==== INPUT DATA ====

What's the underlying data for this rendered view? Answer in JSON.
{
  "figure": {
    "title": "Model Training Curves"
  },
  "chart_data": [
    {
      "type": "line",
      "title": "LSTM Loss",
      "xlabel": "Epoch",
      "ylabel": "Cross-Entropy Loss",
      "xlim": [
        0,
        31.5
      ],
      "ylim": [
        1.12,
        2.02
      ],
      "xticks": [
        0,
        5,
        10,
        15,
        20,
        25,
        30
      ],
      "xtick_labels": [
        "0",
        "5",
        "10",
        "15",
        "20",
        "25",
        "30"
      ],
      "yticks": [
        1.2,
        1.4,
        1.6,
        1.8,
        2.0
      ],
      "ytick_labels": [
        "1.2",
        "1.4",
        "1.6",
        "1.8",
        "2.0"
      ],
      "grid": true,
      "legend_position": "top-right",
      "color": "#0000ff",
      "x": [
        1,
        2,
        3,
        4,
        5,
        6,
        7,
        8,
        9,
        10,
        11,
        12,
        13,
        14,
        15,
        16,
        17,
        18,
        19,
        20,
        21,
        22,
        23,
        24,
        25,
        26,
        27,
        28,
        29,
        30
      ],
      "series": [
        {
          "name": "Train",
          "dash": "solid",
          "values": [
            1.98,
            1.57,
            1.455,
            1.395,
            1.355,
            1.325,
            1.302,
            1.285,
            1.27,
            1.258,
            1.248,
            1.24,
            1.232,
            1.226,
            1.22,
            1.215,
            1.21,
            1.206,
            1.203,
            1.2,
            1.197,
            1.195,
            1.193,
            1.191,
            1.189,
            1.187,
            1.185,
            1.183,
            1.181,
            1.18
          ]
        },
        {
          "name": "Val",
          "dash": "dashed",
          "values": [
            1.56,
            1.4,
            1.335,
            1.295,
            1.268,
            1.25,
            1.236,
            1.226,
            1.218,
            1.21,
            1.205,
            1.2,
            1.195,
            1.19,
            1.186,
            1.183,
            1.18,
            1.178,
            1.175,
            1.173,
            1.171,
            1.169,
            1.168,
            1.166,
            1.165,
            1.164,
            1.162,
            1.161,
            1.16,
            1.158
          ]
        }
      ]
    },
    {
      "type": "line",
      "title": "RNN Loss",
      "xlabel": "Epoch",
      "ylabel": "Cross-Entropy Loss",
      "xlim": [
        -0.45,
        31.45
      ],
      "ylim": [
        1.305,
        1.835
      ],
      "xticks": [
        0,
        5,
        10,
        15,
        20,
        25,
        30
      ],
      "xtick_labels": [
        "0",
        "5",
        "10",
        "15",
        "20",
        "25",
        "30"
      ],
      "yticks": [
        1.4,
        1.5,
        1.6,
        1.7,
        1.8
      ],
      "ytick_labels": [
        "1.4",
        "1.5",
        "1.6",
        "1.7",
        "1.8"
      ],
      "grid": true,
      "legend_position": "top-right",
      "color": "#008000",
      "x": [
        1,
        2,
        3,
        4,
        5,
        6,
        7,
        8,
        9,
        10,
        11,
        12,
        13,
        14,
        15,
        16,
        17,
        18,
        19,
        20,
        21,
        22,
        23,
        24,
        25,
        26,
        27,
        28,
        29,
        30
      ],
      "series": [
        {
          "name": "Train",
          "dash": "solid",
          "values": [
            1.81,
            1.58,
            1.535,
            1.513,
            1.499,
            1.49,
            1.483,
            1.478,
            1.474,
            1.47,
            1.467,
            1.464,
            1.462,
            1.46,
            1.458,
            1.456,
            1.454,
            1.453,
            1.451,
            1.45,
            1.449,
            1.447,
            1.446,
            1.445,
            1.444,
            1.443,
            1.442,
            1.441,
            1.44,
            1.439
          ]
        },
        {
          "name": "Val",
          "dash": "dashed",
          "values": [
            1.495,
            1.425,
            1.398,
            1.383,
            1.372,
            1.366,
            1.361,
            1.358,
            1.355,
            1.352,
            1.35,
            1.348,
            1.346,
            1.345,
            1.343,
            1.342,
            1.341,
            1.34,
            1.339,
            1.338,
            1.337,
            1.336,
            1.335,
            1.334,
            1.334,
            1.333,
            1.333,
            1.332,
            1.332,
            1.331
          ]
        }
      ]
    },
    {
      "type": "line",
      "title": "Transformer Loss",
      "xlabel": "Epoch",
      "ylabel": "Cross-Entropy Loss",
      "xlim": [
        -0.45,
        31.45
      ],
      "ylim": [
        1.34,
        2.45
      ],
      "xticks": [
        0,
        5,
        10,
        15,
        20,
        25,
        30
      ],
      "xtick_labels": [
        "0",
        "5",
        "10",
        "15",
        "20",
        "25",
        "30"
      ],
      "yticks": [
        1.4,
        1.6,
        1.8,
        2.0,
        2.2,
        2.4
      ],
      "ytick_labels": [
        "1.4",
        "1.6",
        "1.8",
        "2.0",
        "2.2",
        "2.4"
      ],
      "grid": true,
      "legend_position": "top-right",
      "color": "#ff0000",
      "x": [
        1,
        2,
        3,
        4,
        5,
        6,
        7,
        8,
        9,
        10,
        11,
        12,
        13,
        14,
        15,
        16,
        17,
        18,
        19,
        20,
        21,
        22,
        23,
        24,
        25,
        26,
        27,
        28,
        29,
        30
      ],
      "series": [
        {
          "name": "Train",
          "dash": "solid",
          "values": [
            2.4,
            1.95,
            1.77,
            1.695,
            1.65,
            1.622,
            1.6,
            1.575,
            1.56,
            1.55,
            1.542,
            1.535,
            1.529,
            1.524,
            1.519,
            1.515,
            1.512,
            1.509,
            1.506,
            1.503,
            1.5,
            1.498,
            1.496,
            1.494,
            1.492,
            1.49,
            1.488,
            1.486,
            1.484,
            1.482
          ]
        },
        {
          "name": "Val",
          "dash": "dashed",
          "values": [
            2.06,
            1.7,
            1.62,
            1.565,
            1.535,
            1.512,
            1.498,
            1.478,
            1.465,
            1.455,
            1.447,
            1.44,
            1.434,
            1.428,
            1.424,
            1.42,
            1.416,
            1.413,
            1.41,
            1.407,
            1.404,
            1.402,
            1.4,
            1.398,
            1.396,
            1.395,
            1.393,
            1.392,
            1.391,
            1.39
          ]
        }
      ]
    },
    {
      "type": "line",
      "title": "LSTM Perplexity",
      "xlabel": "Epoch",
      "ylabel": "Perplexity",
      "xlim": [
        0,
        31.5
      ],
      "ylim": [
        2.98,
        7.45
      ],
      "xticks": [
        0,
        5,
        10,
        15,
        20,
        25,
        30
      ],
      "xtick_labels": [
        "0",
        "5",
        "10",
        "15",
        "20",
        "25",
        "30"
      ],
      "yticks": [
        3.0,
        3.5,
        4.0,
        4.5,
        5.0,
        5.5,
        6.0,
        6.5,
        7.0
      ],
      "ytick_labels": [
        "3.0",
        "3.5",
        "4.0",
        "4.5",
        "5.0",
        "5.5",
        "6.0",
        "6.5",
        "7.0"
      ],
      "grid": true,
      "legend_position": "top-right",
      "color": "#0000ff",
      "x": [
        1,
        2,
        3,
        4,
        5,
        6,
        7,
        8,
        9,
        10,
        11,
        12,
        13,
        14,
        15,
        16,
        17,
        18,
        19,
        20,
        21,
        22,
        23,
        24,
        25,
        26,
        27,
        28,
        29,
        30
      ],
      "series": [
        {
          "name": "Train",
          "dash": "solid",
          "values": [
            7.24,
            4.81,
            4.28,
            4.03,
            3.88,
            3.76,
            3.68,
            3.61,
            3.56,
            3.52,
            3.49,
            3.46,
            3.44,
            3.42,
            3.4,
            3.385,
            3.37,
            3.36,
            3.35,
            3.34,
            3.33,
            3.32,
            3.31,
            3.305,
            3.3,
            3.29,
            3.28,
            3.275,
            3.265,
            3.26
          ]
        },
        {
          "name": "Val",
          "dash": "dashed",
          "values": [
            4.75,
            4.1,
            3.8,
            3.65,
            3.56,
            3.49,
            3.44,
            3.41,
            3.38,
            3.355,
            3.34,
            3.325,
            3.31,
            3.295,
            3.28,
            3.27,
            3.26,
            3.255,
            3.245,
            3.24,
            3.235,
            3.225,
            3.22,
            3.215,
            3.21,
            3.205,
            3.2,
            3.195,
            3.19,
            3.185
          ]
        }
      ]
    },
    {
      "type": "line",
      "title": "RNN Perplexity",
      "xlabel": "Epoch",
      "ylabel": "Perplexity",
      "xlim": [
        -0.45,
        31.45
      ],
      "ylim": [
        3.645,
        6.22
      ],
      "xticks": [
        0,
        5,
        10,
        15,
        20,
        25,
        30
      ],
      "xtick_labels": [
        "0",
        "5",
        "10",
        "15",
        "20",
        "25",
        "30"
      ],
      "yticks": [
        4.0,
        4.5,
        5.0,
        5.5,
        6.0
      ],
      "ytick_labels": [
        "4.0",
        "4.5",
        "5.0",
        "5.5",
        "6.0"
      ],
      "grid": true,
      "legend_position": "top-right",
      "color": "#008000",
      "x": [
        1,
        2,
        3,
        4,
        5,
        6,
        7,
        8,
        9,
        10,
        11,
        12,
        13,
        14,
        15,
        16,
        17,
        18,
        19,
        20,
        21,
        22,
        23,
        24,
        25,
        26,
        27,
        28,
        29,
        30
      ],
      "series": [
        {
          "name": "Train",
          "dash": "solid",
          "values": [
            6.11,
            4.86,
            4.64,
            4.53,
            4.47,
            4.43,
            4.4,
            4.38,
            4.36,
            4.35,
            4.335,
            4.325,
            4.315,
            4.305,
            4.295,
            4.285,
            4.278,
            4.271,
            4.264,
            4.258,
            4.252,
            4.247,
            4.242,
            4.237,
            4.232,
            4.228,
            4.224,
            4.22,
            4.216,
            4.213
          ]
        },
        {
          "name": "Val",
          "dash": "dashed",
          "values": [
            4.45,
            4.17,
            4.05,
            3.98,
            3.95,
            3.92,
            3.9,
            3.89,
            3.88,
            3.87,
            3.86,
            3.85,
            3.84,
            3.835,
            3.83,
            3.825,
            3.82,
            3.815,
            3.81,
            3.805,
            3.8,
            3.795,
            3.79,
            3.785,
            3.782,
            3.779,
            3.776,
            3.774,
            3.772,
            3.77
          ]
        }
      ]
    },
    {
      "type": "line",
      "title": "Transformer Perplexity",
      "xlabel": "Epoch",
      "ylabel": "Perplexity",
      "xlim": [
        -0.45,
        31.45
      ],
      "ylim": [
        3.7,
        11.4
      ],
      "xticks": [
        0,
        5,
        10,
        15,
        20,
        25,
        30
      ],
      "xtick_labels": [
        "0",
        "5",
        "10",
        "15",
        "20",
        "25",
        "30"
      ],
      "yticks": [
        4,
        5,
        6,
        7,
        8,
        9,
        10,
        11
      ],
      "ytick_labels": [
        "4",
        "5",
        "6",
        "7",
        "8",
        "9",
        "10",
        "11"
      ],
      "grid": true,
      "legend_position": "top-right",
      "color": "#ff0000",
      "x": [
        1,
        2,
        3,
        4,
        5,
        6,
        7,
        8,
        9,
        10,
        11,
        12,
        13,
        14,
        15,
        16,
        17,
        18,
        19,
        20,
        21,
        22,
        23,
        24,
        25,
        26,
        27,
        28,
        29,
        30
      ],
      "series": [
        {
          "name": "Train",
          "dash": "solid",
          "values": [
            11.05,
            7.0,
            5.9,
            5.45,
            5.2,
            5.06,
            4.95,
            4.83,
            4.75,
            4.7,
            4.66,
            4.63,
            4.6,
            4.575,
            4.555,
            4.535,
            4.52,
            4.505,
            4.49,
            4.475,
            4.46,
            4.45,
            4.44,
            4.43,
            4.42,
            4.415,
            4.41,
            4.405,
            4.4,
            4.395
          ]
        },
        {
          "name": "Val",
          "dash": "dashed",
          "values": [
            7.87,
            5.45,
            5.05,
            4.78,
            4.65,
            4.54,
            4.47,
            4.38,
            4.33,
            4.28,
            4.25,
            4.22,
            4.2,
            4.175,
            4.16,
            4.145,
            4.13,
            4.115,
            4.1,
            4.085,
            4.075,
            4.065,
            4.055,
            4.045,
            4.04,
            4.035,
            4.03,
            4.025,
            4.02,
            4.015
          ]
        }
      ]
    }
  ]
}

====

> [WHAT YOU SHOULD DO]: Show every line of the listing in which the string "title" can be found.

> [RESPONSE]:
    "title": "Model Training Curves"
      "title": "LSTM Loss",
      "title": "RNN Loss",
      "title": "Transformer Loss",
      "title": "LSTM Perplexity",
      "title": "RNN Perplexity",
      "title": "Transformer Perplexity",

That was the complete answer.